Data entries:

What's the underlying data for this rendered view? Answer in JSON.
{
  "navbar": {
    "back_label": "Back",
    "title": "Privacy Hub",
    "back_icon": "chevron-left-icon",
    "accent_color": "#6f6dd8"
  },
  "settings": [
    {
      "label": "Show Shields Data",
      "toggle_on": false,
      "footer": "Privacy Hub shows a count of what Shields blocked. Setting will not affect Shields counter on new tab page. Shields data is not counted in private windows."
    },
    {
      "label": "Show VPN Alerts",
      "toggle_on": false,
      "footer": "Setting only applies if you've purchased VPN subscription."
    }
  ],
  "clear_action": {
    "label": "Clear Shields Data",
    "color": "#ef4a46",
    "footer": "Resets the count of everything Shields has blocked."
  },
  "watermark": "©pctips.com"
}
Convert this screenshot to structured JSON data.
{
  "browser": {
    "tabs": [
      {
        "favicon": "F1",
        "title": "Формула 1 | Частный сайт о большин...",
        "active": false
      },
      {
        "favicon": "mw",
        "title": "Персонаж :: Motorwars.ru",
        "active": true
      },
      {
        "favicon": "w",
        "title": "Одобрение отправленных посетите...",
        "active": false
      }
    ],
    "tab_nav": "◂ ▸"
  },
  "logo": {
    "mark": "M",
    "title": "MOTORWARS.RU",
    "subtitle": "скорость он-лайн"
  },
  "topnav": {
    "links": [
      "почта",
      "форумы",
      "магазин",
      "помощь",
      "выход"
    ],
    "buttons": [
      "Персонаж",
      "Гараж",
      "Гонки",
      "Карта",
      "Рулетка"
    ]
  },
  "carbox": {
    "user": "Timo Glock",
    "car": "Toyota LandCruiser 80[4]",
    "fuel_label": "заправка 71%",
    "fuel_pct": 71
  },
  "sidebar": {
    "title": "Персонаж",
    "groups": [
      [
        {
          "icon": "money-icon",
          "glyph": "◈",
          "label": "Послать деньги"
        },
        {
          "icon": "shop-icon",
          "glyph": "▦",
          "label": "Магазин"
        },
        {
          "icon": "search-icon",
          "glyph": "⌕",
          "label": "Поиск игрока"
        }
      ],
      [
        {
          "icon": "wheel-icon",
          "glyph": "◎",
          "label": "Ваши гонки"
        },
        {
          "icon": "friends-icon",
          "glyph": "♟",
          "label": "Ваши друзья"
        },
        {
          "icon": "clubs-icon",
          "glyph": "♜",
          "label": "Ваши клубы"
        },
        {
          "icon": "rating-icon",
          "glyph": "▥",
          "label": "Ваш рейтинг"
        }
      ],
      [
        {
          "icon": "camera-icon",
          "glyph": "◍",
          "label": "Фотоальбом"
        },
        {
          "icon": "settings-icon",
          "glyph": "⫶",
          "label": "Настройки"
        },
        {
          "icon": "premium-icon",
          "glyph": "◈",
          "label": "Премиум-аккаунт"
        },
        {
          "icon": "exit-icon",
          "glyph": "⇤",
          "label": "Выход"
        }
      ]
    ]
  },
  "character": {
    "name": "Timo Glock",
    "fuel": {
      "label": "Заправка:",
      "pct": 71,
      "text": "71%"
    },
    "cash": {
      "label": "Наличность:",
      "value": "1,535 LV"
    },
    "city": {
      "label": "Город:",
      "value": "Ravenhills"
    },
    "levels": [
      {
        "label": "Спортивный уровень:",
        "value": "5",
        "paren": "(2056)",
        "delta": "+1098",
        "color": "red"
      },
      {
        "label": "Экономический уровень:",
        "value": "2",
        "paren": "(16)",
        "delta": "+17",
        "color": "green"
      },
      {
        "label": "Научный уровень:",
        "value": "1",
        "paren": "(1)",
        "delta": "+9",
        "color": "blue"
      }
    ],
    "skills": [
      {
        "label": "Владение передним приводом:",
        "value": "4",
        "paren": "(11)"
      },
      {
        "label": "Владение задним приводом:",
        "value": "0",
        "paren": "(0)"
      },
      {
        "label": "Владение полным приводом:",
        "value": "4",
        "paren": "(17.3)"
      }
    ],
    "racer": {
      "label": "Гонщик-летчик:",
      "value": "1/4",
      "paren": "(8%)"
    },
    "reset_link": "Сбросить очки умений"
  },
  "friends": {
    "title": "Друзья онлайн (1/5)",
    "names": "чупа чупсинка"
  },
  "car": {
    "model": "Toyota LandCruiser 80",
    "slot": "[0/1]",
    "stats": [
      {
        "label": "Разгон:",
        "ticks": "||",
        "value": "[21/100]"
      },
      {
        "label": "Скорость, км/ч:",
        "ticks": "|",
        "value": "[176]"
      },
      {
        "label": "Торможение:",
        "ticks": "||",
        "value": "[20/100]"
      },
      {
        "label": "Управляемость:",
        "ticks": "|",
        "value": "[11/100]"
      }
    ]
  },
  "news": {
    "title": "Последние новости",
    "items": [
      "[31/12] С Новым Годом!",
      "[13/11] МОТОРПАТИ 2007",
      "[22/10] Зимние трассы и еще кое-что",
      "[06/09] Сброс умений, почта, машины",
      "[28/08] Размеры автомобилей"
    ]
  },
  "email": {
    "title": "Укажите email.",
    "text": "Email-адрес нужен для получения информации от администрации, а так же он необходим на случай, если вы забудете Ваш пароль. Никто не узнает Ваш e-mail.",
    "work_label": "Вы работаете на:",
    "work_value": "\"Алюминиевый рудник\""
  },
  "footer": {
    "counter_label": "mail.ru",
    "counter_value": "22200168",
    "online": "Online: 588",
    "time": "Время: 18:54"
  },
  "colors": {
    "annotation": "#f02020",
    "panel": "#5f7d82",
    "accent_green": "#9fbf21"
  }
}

## YOUR TASK
Output all of the data again. Match it exactly.

## EXERCISE RESULT
What's the underlying data for this rendered view? Answer in JSON.
{
  "navbar": {
    "back_label": "Back",
    "title": "Privacy Hub",
    "back_icon": "chevron-left-icon",
    "accent_color": "#6f6dd8"
  },
  "settings": [
    {
      "label": "Show Shields Data",
      "toggle_on": false,
      "footer": "Privacy Hub shows a count of what Shields blocked. Setting will not affect Shields counter on new tab page. Shields data is not counted in private windows."
    },
    {
      "label": "Show VPN Alerts",
      "toggle_on": false,
      "footer": "Setting only applies if you've purchased VPN subscription."
    }
  ],
  "clear_action": {
    "label": "Clear Shields Data",
    "color": "#ef4a46",
    "footer": "Resets the count of everything Shields has blocked."
  },
  "watermark": "©pctips.com"
}
Convert this screenshot to structured JSON data.
{
  "browser": {
    "tabs": [
      {
        "favicon": "F1",
        "title": "Формула 1 | Частный сайт о большин...",
        "active": false
      },
      {
        "favicon": "mw",
        "title": "Персонаж :: Motorwars.ru",
        "active": true
      },
      {
        "favicon": "w",
        "title": "Одобрение отправленных посетите...",
        "active": false
      }
    ],
    "tab_nav": "◂ ▸"
  },
  "logo": {
    "mark": "M",
    "title": "MOTORWARS.RU",
    "subtitle": "скорость он-лайн"
  },
  "topnav": {
    "links": [
      "почта",
      "форумы",
      "магазин",
      "помощь",
      "выход"
    ],
    "buttons": [
      "Персонаж",
      "Гараж",
      "Гонки",
      "Карта",
      "Рулетка"
    ]
  },
  "carbox": {
    "user": "Timo Glock",
    "car": "Toyota LandCruiser 80[4]",
    "fuel_label": "заправка 71%",
    "fuel_pct": 71
  },
  "sidebar": {
    "title": "Персонаж",
    "groups": [
      [
        {
          "icon": "money-icon",
          "glyph": "◈",
          "label": "Послать деньги"
        },
        {
          "icon": "shop-icon",
          "glyph": "▦",
          "label": "Магазин"
        },
        {
          "icon": "search-icon",
          "glyph": "⌕",
          "label": "Поиск игрока"
        }
      ],
      [
        {
          "icon": "wheel-icon",
          "glyph": "◎",
          "label": "Ваши гонки"
        },
        {
          "icon": "friends-icon",
          "glyph": "♟",
          "label": "Ваши друзья"
        },
        {
          "icon": "clubs-icon",
          "glyph": "♜",
          "label": "Ваши клубы"
        },
        {
          "icon": "rating-icon",
          "glyph": "▥",
          "label": "Ваш рейтинг"
        }
      ],
      [
        {
          "icon": "camera-icon",
          "glyph": "◍",
          "label": "Фотоальбом"
        },
        {
          "icon": "settings-icon",
          "glyph": "⫶",
          "label": "Настройки"
        },
        {
          "icon": "premium-icon",
          "glyph": "◈",
          "label": "Премиум-аккаунт"
        },
        {
          "icon": "exit-icon",
          "glyph": "⇤",
          "label": "Выход"
        }
      ]
    ]
  },
  "character": {
    "name": "Timo Glock",
    "fuel": {
      "label": "Заправка:",
      "pct": 71,
      "text": "71%"
    },
    "cash": {
      "label": "Наличность:",
      "value": "1,535 LV"
    },
    "city": {
      "label": "Город:",
      "value": "Ravenhills"
    },
    "levels": [
      {
        "label": "Спортивный уровень:",
        "value": "5",
        "paren": "(2056)",
        "delta": "+1098",
        "color": "red"
      },
      {
        "label": "Экономический уровень:",
        "value": "2",
        "paren": "(16)",
        "delta": "+17",
        "color": "green"
      },
      {
        "label": "Научный уровень:",
        "value": "1",
        "paren": "(1)",
        "delta": "+9",
        "color": "blue"
      }
    ],
    "skills": [
      {
        "label": "Владение передним приводом:",
        "value": "4",
        "paren": "(11)"
      },
      {
        "label": "Владение задним приводом:",
        "value": "0",
        "paren": "(0)"
      },
      {
        "label": "Владение полным приводом:",
        "value": "4",
        "paren": "(17.3)"
      }
    ],
    "racer": {
      "label": "Гонщик-летчик:",
      "value": "1/4",
      "paren": "(8%)"
    },
    "reset_link": "Сбросить очки умений"
  },
  "friends": {
    "title": "Друзья онлайн (1/5)",
    "names": "чупа чупсинка"
  },
  "car": {
    "model": "Toyota LandCruiser 80",
    "slot": "[0/1]",
    "stats": [
      {
        "label": "Разгон:",
        "ticks": "||",
        "value": "[21/100]"
      },
      {
        "label": "Скорость, км/ч:",
        "ticks": "|",
        "value": "[176]"
      },
      {
        "label": "Торможение:",
        "ticks": "||",
        "value": "[20/100]"
      },
      {
        "label": "Управляемость:",
        "ticks": "|",
        "value": "[11/100]"
      }
    ]
  },
  "news": {
    "title": "Последние новости",
    "items": [
      "[31/12] С Новым Годом!",
      "[13/11] МОТОРПАТИ 2007",
      "[22/10] Зимние трассы и еще кое-что",
      "[06/09] Сброс умений, почта, машины",
      "[28/08] Размеры автомобилей"
    ]
  },
  "email": {
    "title": "Укажите email.",
    "text": "Email-адрес нужен для получения информации от администрации, а так же он необходим на случай, если вы забудете Ваш пароль. Никто не узнает Ваш e-mail.",
    "work_label": "Вы работаете на:",
    "work_value": "\"Алюминиевый рудник\""
  },
  "footer": {
    "counter_label": "mail.ru",
    "counter_value": "22200168",
    "online": "Online: 588",
    "time": "Время: 18:54"
  },
  "colors": {
    "annotation": "#f02020",
    "panel": "#5f7d82",
    "accent_green": "#9fbf21"
  }
}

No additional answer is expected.